# Task prompt
Look through the records that follow. Copy every line containing the word "this".

# Input material

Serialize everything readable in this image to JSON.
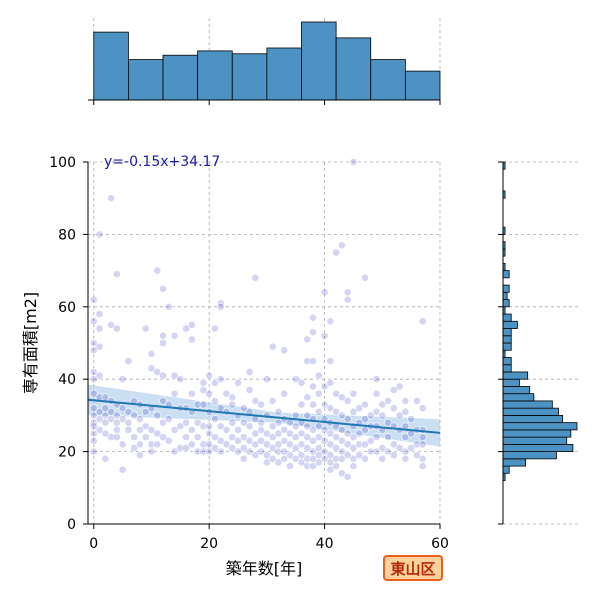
{
  "chart_data": {
    "type": "scatter",
    "xlabel": "築年数[年]",
    "ylabel": "専有面積[m2]",
    "xlim": [
      -1,
      60
    ],
    "ylim": [
      0,
      100
    ],
    "xticks": [
      0,
      20,
      40,
      60
    ],
    "yticks": [
      0,
      20,
      40,
      60,
      80,
      100
    ],
    "grid": true,
    "regression": {
      "slope": -0.15,
      "intercept": 34.17,
      "label": "y=-0.15x+34.17"
    },
    "area_badge": "東山区",
    "colors": {
      "points": "#3a3ac8",
      "fit_line": "#1f77b4",
      "ci_band": "#9ec5e6",
      "hist_bar": "#4c92c3"
    },
    "points": [
      [
        0,
        62
      ],
      [
        0,
        56
      ],
      [
        0,
        50
      ],
      [
        0,
        48
      ],
      [
        0,
        42
      ],
      [
        0,
        40
      ],
      [
        0,
        36
      ],
      [
        0,
        32
      ],
      [
        0,
        30
      ],
      [
        0,
        28
      ],
      [
        0,
        27
      ],
      [
        0,
        25
      ],
      [
        0,
        23
      ],
      [
        0,
        20
      ],
      [
        1,
        80
      ],
      [
        1,
        58
      ],
      [
        1,
        54
      ],
      [
        1,
        49
      ],
      [
        1,
        41
      ],
      [
        1,
        35
      ],
      [
        1,
        31
      ],
      [
        1,
        29
      ],
      [
        1,
        26
      ],
      [
        2,
        35
      ],
      [
        2,
        32
      ],
      [
        2,
        30
      ],
      [
        2,
        28
      ],
      [
        2,
        25
      ],
      [
        2,
        18
      ],
      [
        3,
        90
      ],
      [
        3,
        55
      ],
      [
        3,
        34
      ],
      [
        3,
        31
      ],
      [
        3,
        29
      ],
      [
        3,
        24
      ],
      [
        4,
        69
      ],
      [
        4,
        54
      ],
      [
        4,
        33
      ],
      [
        4,
        30
      ],
      [
        4,
        28
      ],
      [
        4,
        26
      ],
      [
        4,
        24
      ],
      [
        5,
        40
      ],
      [
        5,
        32
      ],
      [
        5,
        29
      ],
      [
        5,
        22
      ],
      [
        5,
        15
      ],
      [
        6,
        45
      ],
      [
        6,
        31
      ],
      [
        6,
        28
      ],
      [
        6,
        26
      ],
      [
        7,
        34
      ],
      [
        7,
        30
      ],
      [
        7,
        24
      ],
      [
        7,
        21
      ],
      [
        8,
        33
      ],
      [
        8,
        29
      ],
      [
        8,
        26
      ],
      [
        8,
        22
      ],
      [
        8,
        19
      ],
      [
        9,
        54
      ],
      [
        9,
        31
      ],
      [
        9,
        27
      ],
      [
        9,
        24
      ],
      [
        10,
        47
      ],
      [
        10,
        43
      ],
      [
        10,
        32
      ],
      [
        10,
        26
      ],
      [
        10,
        22
      ],
      [
        10,
        20
      ],
      [
        11,
        70
      ],
      [
        11,
        42
      ],
      [
        11,
        30
      ],
      [
        11,
        25
      ],
      [
        11,
        22
      ],
      [
        12,
        65
      ],
      [
        12,
        52
      ],
      [
        12,
        50
      ],
      [
        12,
        41
      ],
      [
        12,
        34
      ],
      [
        12,
        28
      ],
      [
        12,
        24
      ],
      [
        13,
        60
      ],
      [
        13,
        33
      ],
      [
        13,
        29
      ],
      [
        13,
        23
      ],
      [
        14,
        52
      ],
      [
        14,
        41
      ],
      [
        14,
        36
      ],
      [
        14,
        26
      ],
      [
        14,
        20
      ],
      [
        15,
        40
      ],
      [
        15,
        32
      ],
      [
        15,
        27
      ],
      [
        15,
        21
      ],
      [
        16,
        54
      ],
      [
        16,
        32
      ],
      [
        16,
        28
      ],
      [
        16,
        24
      ],
      [
        16,
        21
      ],
      [
        17,
        55
      ],
      [
        17,
        51
      ],
      [
        17,
        36
      ],
      [
        17,
        31
      ],
      [
        17,
        26
      ],
      [
        17,
        22
      ],
      [
        18,
        33
      ],
      [
        18,
        28
      ],
      [
        18,
        24
      ],
      [
        18,
        20
      ],
      [
        19,
        39
      ],
      [
        19,
        37
      ],
      [
        19,
        33
      ],
      [
        19,
        27
      ],
      [
        19,
        22
      ],
      [
        19,
        20
      ],
      [
        20,
        41
      ],
      [
        20,
        36
      ],
      [
        20,
        31
      ],
      [
        20,
        27
      ],
      [
        20,
        25
      ],
      [
        20,
        22
      ],
      [
        20,
        20
      ],
      [
        21,
        54
      ],
      [
        21,
        39
      ],
      [
        21,
        34
      ],
      [
        21,
        29
      ],
      [
        21,
        24
      ],
      [
        21,
        21
      ],
      [
        22,
        61
      ],
      [
        22,
        60
      ],
      [
        22,
        40
      ],
      [
        22,
        32
      ],
      [
        22,
        27
      ],
      [
        22,
        23
      ],
      [
        22,
        20
      ],
      [
        23,
        36
      ],
      [
        23,
        31
      ],
      [
        23,
        26
      ],
      [
        23,
        22
      ],
      [
        24,
        35
      ],
      [
        24,
        33
      ],
      [
        24,
        28
      ],
      [
        24,
        24
      ],
      [
        24,
        21
      ],
      [
        25,
        39
      ],
      [
        25,
        30
      ],
      [
        25,
        26
      ],
      [
        25,
        23
      ],
      [
        25,
        20
      ],
      [
        26,
        32
      ],
      [
        26,
        28
      ],
      [
        26,
        24
      ],
      [
        26,
        21
      ],
      [
        26,
        18
      ],
      [
        27,
        42
      ],
      [
        27,
        37
      ],
      [
        27,
        31
      ],
      [
        27,
        27
      ],
      [
        27,
        23
      ],
      [
        27,
        20
      ],
      [
        28,
        68
      ],
      [
        28,
        34
      ],
      [
        28,
        29
      ],
      [
        28,
        25
      ],
      [
        28,
        22
      ],
      [
        28,
        19
      ],
      [
        29,
        33
      ],
      [
        29,
        28
      ],
      [
        29,
        26
      ],
      [
        29,
        23
      ],
      [
        29,
        20
      ],
      [
        30,
        40
      ],
      [
        30,
        30
      ],
      [
        30,
        25
      ],
      [
        30,
        22
      ],
      [
        30,
        19
      ],
      [
        30,
        17
      ],
      [
        31,
        49
      ],
      [
        31,
        34
      ],
      [
        31,
        27
      ],
      [
        31,
        24
      ],
      [
        31,
        21
      ],
      [
        31,
        18
      ],
      [
        32,
        31
      ],
      [
        32,
        28
      ],
      [
        32,
        25
      ],
      [
        32,
        22
      ],
      [
        32,
        20
      ],
      [
        32,
        17
      ],
      [
        33,
        48
      ],
      [
        33,
        36
      ],
      [
        33,
        29
      ],
      [
        33,
        26
      ],
      [
        33,
        23
      ],
      [
        33,
        20
      ],
      [
        33,
        18
      ],
      [
        34,
        28
      ],
      [
        34,
        25
      ],
      [
        34,
        22
      ],
      [
        34,
        19
      ],
      [
        34,
        16
      ],
      [
        35,
        40
      ],
      [
        35,
        30
      ],
      [
        35,
        27
      ],
      [
        35,
        24
      ],
      [
        35,
        21
      ],
      [
        35,
        18
      ],
      [
        36,
        39
      ],
      [
        36,
        33
      ],
      [
        36,
        28
      ],
      [
        36,
        25
      ],
      [
        36,
        22
      ],
      [
        36,
        19
      ],
      [
        36,
        17
      ],
      [
        37,
        51
      ],
      [
        37,
        45
      ],
      [
        37,
        35
      ],
      [
        37,
        30
      ],
      [
        37,
        27
      ],
      [
        37,
        24
      ],
      [
        37,
        21
      ],
      [
        37,
        18
      ],
      [
        37,
        16
      ],
      [
        38,
        57
      ],
      [
        38,
        53
      ],
      [
        38,
        45
      ],
      [
        38,
        38
      ],
      [
        38,
        33
      ],
      [
        38,
        29
      ],
      [
        38,
        26
      ],
      [
        38,
        23
      ],
      [
        38,
        20
      ],
      [
        38,
        18
      ],
      [
        38,
        16
      ],
      [
        39,
        41
      ],
      [
        39,
        36
      ],
      [
        39,
        31
      ],
      [
        39,
        27
      ],
      [
        39,
        24
      ],
      [
        39,
        21
      ],
      [
        39,
        19
      ],
      [
        39,
        17
      ],
      [
        40,
        64
      ],
      [
        40,
        52
      ],
      [
        40,
        38
      ],
      [
        40,
        33
      ],
      [
        40,
        29
      ],
      [
        40,
        26
      ],
      [
        40,
        23
      ],
      [
        40,
        20
      ],
      [
        40,
        18
      ],
      [
        41,
        56
      ],
      [
        41,
        45
      ],
      [
        41,
        39
      ],
      [
        41,
        32
      ],
      [
        41,
        28
      ],
      [
        41,
        25
      ],
      [
        41,
        22
      ],
      [
        41,
        19
      ],
      [
        41,
        17
      ],
      [
        41,
        15
      ],
      [
        42,
        75
      ],
      [
        42,
        36
      ],
      [
        42,
        31
      ],
      [
        42,
        27
      ],
      [
        42,
        24
      ],
      [
        42,
        21
      ],
      [
        42,
        18
      ],
      [
        42,
        16
      ],
      [
        43,
        77
      ],
      [
        43,
        35
      ],
      [
        43,
        30
      ],
      [
        43,
        26
      ],
      [
        43,
        23
      ],
      [
        43,
        20
      ],
      [
        43,
        18
      ],
      [
        43,
        14
      ],
      [
        44,
        64
      ],
      [
        44,
        62
      ],
      [
        44,
        34
      ],
      [
        44,
        29
      ],
      [
        44,
        25
      ],
      [
        44,
        22
      ],
      [
        44,
        19
      ],
      [
        44,
        13
      ],
      [
        45,
        100
      ],
      [
        45,
        36
      ],
      [
        45,
        31
      ],
      [
        45,
        27
      ],
      [
        45,
        24
      ],
      [
        45,
        21
      ],
      [
        45,
        18
      ],
      [
        45,
        16
      ],
      [
        46,
        32
      ],
      [
        46,
        28
      ],
      [
        46,
        25
      ],
      [
        46,
        22
      ],
      [
        46,
        19
      ],
      [
        47,
        68
      ],
      [
        47,
        33
      ],
      [
        47,
        29
      ],
      [
        47,
        26
      ],
      [
        47,
        22
      ],
      [
        47,
        18
      ],
      [
        48,
        30
      ],
      [
        48,
        27
      ],
      [
        48,
        23
      ],
      [
        48,
        20
      ],
      [
        49,
        40
      ],
      [
        49,
        36
      ],
      [
        49,
        31
      ],
      [
        49,
        27
      ],
      [
        49,
        24
      ],
      [
        49,
        20
      ],
      [
        50,
        33
      ],
      [
        50,
        30
      ],
      [
        50,
        26
      ],
      [
        50,
        21
      ],
      [
        50,
        18
      ],
      [
        51,
        34
      ],
      [
        51,
        28
      ],
      [
        51,
        24
      ],
      [
        51,
        20
      ],
      [
        52,
        37
      ],
      [
        52,
        32
      ],
      [
        52,
        27
      ],
      [
        52,
        22
      ],
      [
        52,
        19
      ],
      [
        53,
        38
      ],
      [
        53,
        30
      ],
      [
        53,
        26
      ],
      [
        53,
        21
      ],
      [
        54,
        34
      ],
      [
        54,
        31
      ],
      [
        54,
        27
      ],
      [
        54,
        24
      ],
      [
        54,
        20
      ],
      [
        54,
        18
      ],
      [
        55,
        29
      ],
      [
        55,
        25
      ],
      [
        55,
        21
      ],
      [
        56,
        34
      ],
      [
        56,
        26
      ],
      [
        56,
        22
      ],
      [
        56,
        19
      ],
      [
        57,
        56
      ],
      [
        57,
        32
      ],
      [
        57,
        26
      ],
      [
        57,
        24
      ],
      [
        57,
        22
      ],
      [
        57,
        18
      ],
      [
        57,
        16
      ]
    ]
  }
}
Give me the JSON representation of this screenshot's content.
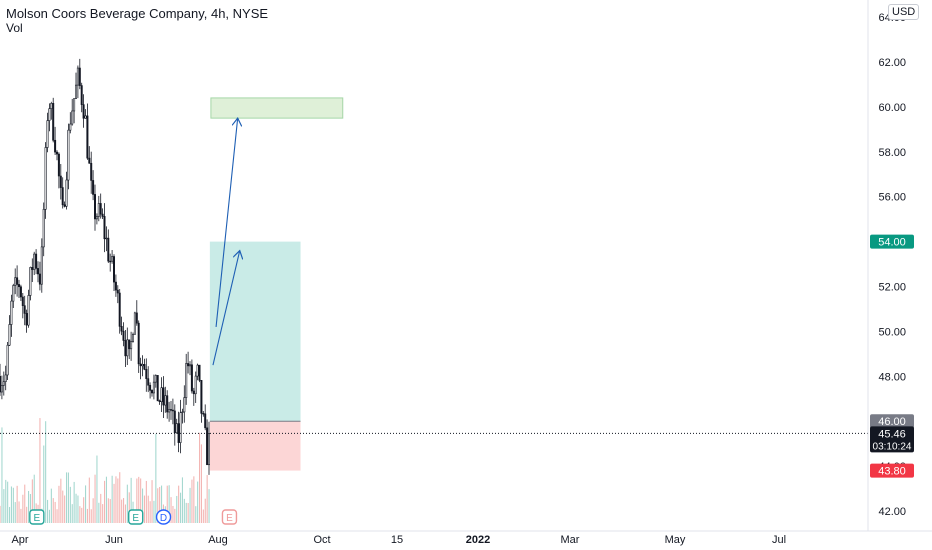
{
  "header": {
    "title": "Molson Coors Beverage Company, 4h, NYSE",
    "volume_label": "Vol",
    "currency": "USD"
  },
  "chart_data": {
    "type": "candlestick",
    "y_axis": {
      "ticks": [
        42.0,
        44.0,
        46.0,
        48.0,
        50.0,
        52.0,
        54.0,
        56.0,
        58.0,
        60.0,
        62.0,
        64.0
      ],
      "tick_labels": [
        "42.00",
        "44.00",
        "46.00",
        "48.00",
        "50.00",
        "52.00",
        "54.00",
        "56.00",
        "58.00",
        "60.00",
        "62.00",
        "64.00"
      ],
      "range": [
        41.6,
        64.6
      ]
    },
    "x_axis": {
      "tick_labels": [
        "Apr",
        "Jun",
        "Aug",
        "Oct",
        "15",
        "2022",
        "Mar",
        "May",
        "Jul"
      ],
      "bold_labels": [
        "2022"
      ]
    },
    "price_path": [
      {
        "date": "2021-03-30",
        "price": 48.0
      },
      {
        "date": "2021-04-05",
        "price": 51.5
      },
      {
        "date": "2021-04-12",
        "price": 52.2
      },
      {
        "date": "2021-04-18",
        "price": 50.5
      },
      {
        "date": "2021-04-26",
        "price": 53.5
      },
      {
        "date": "2021-05-03",
        "price": 52.3
      },
      {
        "date": "2021-05-10",
        "price": 60.5
      },
      {
        "date": "2021-05-17",
        "price": 58.5
      },
      {
        "date": "2021-05-24",
        "price": 55.0
      },
      {
        "date": "2021-05-31",
        "price": 59.5
      },
      {
        "date": "2021-06-08",
        "price": 61.2
      },
      {
        "date": "2021-06-14",
        "price": 60.0
      },
      {
        "date": "2021-06-22",
        "price": 55.5
      },
      {
        "date": "2021-07-01",
        "price": 55.0
      },
      {
        "date": "2021-07-12",
        "price": 52.5
      },
      {
        "date": "2021-07-20",
        "price": 50.5
      },
      {
        "date": "2021-07-28",
        "price": 48.5
      },
      {
        "date": "2021-08-02",
        "price": 51.5
      },
      {
        "date": "2021-08-06",
        "price": 49.0
      },
      {
        "date": "2021-08-16",
        "price": 48.0
      },
      {
        "date": "2021-08-26",
        "price": 47.0
      },
      {
        "date": "2021-09-05",
        "price": 46.5
      },
      {
        "date": "2021-09-13",
        "price": 45.0
      },
      {
        "date": "2021-09-22",
        "price": 48.8
      },
      {
        "date": "2021-09-28",
        "price": 47.0
      },
      {
        "date": "2021-10-02",
        "price": 48.0
      },
      {
        "date": "2021-10-07",
        "price": 46.0
      },
      {
        "date": "2021-10-11",
        "price": 44.5
      },
      {
        "date": "2021-10-14",
        "price": 45.46
      }
    ],
    "current_price": {
      "value": 45.46,
      "label": "45.46",
      "countdown": "03:10:24"
    },
    "long_position": {
      "entry": 46.0,
      "entry_label": "46.00",
      "target": 54.0,
      "target_label": "54.00",
      "stop": 43.8,
      "stop_label": "43.80",
      "start_date": "2021-10-14",
      "end_date": "2022-01-10"
    },
    "target_zone": {
      "price_low": 59.5,
      "price_high": 60.4,
      "start_date": "2021-10-15",
      "end_date": "2022-02-20"
    },
    "arrows": [
      {
        "from_date": "2021-10-17",
        "from_price": 48.5,
        "to_date": "2021-11-12",
        "to_price": 53.6
      },
      {
        "from_date": "2021-10-20",
        "from_price": 50.2,
        "to_date": "2021-11-10",
        "to_price": 59.5
      }
    ],
    "event_markers": [
      {
        "letter": "E",
        "date": "2021-04-29",
        "kind": "earnings"
      },
      {
        "letter": "E",
        "date": "2021-08-03",
        "kind": "earnings"
      },
      {
        "letter": "D",
        "date": "2021-08-30",
        "kind": "dividend"
      },
      {
        "letter": "E",
        "date": "2021-11-02",
        "kind": "earnings-upcoming"
      }
    ],
    "colors": {
      "candle": "#131722",
      "vol_up": "#a6d8d0",
      "vol_down": "#f3b6b4",
      "profit_zone": "#b7e4df",
      "loss_zone": "#fbcfcf",
      "target_zone": "#dff0d8",
      "target_zone_border": "#a5d6a7",
      "arrow": "#1e5fb4",
      "target_badge": "#089981",
      "stop_badge": "#f23645",
      "entry_badge": "#787b86",
      "price_badge": "#131722",
      "earnings_marker": "#26a69a",
      "dividend_marker": "#2962ff",
      "upcoming_earnings_marker": "#ef9a9a"
    }
  }
}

# Written solution
Serialize everything readable in this image to JSON.
Give me the JSON representation of this screenshot's content.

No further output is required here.